> [Data supplied]
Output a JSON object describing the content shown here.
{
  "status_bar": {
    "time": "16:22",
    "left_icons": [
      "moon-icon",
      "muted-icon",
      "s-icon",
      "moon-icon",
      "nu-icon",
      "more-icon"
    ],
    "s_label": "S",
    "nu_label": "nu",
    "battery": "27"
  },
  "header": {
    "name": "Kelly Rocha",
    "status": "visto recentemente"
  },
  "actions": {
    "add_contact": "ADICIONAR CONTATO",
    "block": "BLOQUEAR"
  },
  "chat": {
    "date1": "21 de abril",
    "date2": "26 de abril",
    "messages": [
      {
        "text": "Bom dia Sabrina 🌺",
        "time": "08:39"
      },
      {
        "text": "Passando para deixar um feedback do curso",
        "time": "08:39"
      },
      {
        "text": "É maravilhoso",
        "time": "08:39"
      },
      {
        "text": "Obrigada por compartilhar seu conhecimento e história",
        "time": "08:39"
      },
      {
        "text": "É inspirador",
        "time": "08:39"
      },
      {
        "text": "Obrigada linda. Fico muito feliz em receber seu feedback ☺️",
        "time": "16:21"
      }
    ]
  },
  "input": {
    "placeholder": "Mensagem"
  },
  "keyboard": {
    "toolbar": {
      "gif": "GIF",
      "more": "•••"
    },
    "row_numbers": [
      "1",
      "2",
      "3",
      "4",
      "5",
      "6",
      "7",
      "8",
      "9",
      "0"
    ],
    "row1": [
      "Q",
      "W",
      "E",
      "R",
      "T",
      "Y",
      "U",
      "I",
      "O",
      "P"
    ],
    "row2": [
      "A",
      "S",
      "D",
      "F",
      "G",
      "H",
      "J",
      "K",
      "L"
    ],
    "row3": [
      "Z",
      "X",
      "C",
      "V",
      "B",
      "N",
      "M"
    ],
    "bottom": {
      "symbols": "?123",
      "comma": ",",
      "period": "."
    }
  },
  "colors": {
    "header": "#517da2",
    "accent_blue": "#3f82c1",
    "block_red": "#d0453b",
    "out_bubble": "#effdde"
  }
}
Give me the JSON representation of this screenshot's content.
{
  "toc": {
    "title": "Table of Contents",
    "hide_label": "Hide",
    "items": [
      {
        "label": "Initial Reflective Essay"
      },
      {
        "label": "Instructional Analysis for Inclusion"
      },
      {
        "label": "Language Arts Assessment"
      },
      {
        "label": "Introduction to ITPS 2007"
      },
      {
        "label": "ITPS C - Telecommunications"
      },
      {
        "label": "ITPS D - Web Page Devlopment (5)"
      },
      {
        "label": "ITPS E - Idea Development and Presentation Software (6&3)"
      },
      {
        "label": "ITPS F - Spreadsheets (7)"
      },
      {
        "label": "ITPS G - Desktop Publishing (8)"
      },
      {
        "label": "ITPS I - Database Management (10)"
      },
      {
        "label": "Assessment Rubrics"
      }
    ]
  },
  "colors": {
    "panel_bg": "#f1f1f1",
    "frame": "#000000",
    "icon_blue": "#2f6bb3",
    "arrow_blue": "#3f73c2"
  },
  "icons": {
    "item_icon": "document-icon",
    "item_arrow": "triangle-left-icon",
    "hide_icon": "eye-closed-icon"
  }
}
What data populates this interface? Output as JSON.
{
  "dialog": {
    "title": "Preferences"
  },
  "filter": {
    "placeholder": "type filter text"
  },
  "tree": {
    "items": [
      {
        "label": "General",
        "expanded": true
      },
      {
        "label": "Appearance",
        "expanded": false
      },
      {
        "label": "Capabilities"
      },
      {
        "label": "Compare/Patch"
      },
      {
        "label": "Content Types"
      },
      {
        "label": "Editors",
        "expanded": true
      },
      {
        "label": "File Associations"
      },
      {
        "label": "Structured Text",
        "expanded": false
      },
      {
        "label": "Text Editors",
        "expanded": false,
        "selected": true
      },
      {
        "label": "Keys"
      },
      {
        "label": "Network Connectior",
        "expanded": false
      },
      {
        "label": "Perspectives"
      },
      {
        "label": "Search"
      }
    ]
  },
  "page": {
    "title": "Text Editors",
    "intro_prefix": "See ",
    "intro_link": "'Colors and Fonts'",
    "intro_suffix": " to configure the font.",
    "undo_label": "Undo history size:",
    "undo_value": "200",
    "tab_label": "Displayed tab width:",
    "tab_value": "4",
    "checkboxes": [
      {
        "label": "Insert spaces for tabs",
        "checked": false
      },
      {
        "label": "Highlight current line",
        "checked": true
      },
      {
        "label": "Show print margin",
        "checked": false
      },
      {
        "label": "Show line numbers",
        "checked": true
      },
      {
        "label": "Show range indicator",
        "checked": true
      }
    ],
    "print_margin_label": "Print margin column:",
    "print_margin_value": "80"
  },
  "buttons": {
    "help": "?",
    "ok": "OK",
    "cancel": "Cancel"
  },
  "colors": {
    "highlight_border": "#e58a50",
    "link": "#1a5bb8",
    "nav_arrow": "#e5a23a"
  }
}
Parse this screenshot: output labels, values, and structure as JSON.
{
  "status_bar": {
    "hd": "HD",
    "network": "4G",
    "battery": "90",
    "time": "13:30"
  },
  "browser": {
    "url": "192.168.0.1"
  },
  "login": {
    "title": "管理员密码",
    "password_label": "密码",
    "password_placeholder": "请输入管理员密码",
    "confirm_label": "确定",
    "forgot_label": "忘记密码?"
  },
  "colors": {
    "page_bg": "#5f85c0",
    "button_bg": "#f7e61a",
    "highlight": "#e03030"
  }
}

> [Task]
Above are some records; extract every one of them exactly.

> [Written answer]
Output a JSON object describing the content shown here.
{
  "status_bar": {
    "time": "16:22",
    "left_icons": [
      "moon-icon",
      "muted-icon",
      "s-icon",
      "moon-icon",
      "nu-icon",
      "more-icon"
    ],
    "s_label": "S",
    "nu_label": "nu",
    "battery": "27"
  },
  "header": {
    "name": "Kelly Rocha",
    "status": "visto recentemente"
  },
  "actions": {
    "add_contact": "ADICIONAR CONTATO",
    "block": "BLOQUEAR"
  },
  "chat": {
    "date1": "21 de abril",
    "date2": "26 de abril",
    "messages": [
      {
        "text": "Bom dia Sabrina 🌺",
        "time": "08:39"
      },
      {
        "text": "Passando para deixar um feedback do curso",
        "time": "08:39"
      },
      {
        "text": "É maravilhoso",
        "time": "08:39"
      },
      {
        "text": "Obrigada por compartilhar seu conhecimento e história",
        "time": "08:39"
      },
      {
        "text": "É inspirador",
        "time": "08:39"
      },
      {
        "text": "Obrigada linda. Fico muito feliz em receber seu feedback ☺️",
        "time": "16:21"
      }
    ]
  },
  "input": {
    "placeholder": "Mensagem"
  },
  "keyboard": {
    "toolbar": {
      "gif": "GIF",
      "more": "•••"
    },
    "row_numbers": [
      "1",
      "2",
      "3",
      "4",
      "5",
      "6",
      "7",
      "8",
      "9",
      "0"
    ],
    "row1": [
      "Q",
      "W",
      "E",
      "R",
      "T",
      "Y",
      "U",
      "I",
      "O",
      "P"
    ],
    "row2": [
      "A",
      "S",
      "D",
      "F",
      "G",
      "H",
      "J",
      "K",
      "L"
    ],
    "row3": [
      "Z",
      "X",
      "C",
      "V",
      "B",
      "N",
      "M"
    ],
    "bottom": {
      "symbols": "?123",
      "comma": ",",
      "period": "."
    }
  },
  "colors": {
    "header": "#517da2",
    "accent_blue": "#3f82c1",
    "block_red": "#d0453b",
    "out_bubble": "#effdde"
  }
}
Give me the JSON representation of this screenshot's content.
{
  "toc": {
    "title": "Table of Contents",
    "hide_label": "Hide",
    "items": [
      {
        "label": "Initial Reflective Essay"
      },
      {
        "label": "Instructional Analysis for Inclusion"
      },
      {
        "label": "Language Arts Assessment"
      },
      {
        "label": "Introduction to ITPS 2007"
      },
      {
        "label": "ITPS C - Telecommunications"
      },
      {
        "label": "ITPS D - Web Page Devlopment (5)"
      },
      {
        "label": "ITPS E - Idea Development and Presentation Software (6&3)"
      },
      {
        "label": "ITPS F - Spreadsheets (7)"
      },
      {
        "label": "ITPS G - Desktop Publishing (8)"
      },
      {
        "label": "ITPS I - Database Management (10)"
      },
      {
        "label": "Assessment Rubrics"
      }
    ]
  },
  "colors": {
    "panel_bg": "#f1f1f1",
    "frame": "#000000",
    "icon_blue": "#2f6bb3",
    "arrow_blue": "#3f73c2"
  },
  "icons": {
    "item_icon": "document-icon",
    "item_arrow": "triangle-left-icon",
    "hide_icon": "eye-closed-icon"
  }
}
What data populates this interface? Output as JSON.
{
  "dialog": {
    "title": "Preferences"
  },
  "filter": {
    "placeholder": "type filter text"
  },
  "tree": {
    "items": [
      {
        "label": "General",
        "expanded": true
      },
      {
        "label": "Appearance",
        "expanded": false
      },
      {
        "label": "Capabilities"
      },
      {
        "label": "Compare/Patch"
      },
      {
        "label": "Content Types"
      },
      {
        "label": "Editors",
        "expanded": true
      },
      {
        "label": "File Associations"
      },
      {
        "label": "Structured Text",
        "expanded": false
      },
      {
        "label": "Text Editors",
        "expanded": false,
        "selected": true
      },
      {
        "label": "Keys"
      },
      {
        "label": "Network Connectior",
        "expanded": false
      },
      {
        "label": "Perspectives"
      },
      {
        "label": "Search"
      }
    ]
  },
  "page": {
    "title": "Text Editors",
    "intro_prefix": "See ",
    "intro_link": "'Colors and Fonts'",
    "intro_suffix": " to configure the font.",
    "undo_label": "Undo history size:",
    "undo_value": "200",
    "tab_label": "Displayed tab width:",
    "tab_value": "4",
    "checkboxes": [
      {
        "label": "Insert spaces for tabs",
        "checked": false
      },
      {
        "label": "Highlight current line",
        "checked": true
      },
      {
        "label": "Show print margin",
        "checked": false
      },
      {
        "label": "Show line numbers",
        "checked": true
      },
      {
        "label": "Show range indicator",
        "checked": true
      }
    ],
    "print_margin_label": "Print margin column:",
    "print_margin_value": "80"
  },
  "buttons": {
    "help": "?",
    "ok": "OK",
    "cancel": "Cancel"
  },
  "colors": {
    "highlight_border": "#e58a50",
    "link": "#1a5bb8",
    "nav_arrow": "#e5a23a"
  }
}
Parse this screenshot: output labels, values, and structure as JSON.
{
  "status_bar": {
    "hd": "HD",
    "network": "4G",
    "battery": "90",
    "time": "13:30"
  },
  "browser": {
    "url": "192.168.0.1"
  },
  "login": {
    "title": "管理员密码",
    "password_label": "密码",
    "password_placeholder": "请输入管理员密码",
    "confirm_label": "确定",
    "forgot_label": "忘记密码?"
  },
  "colors": {
    "page_bg": "#5f85c0",
    "button_bg": "#f7e61a",
    "highlight": "#e03030"
  }
}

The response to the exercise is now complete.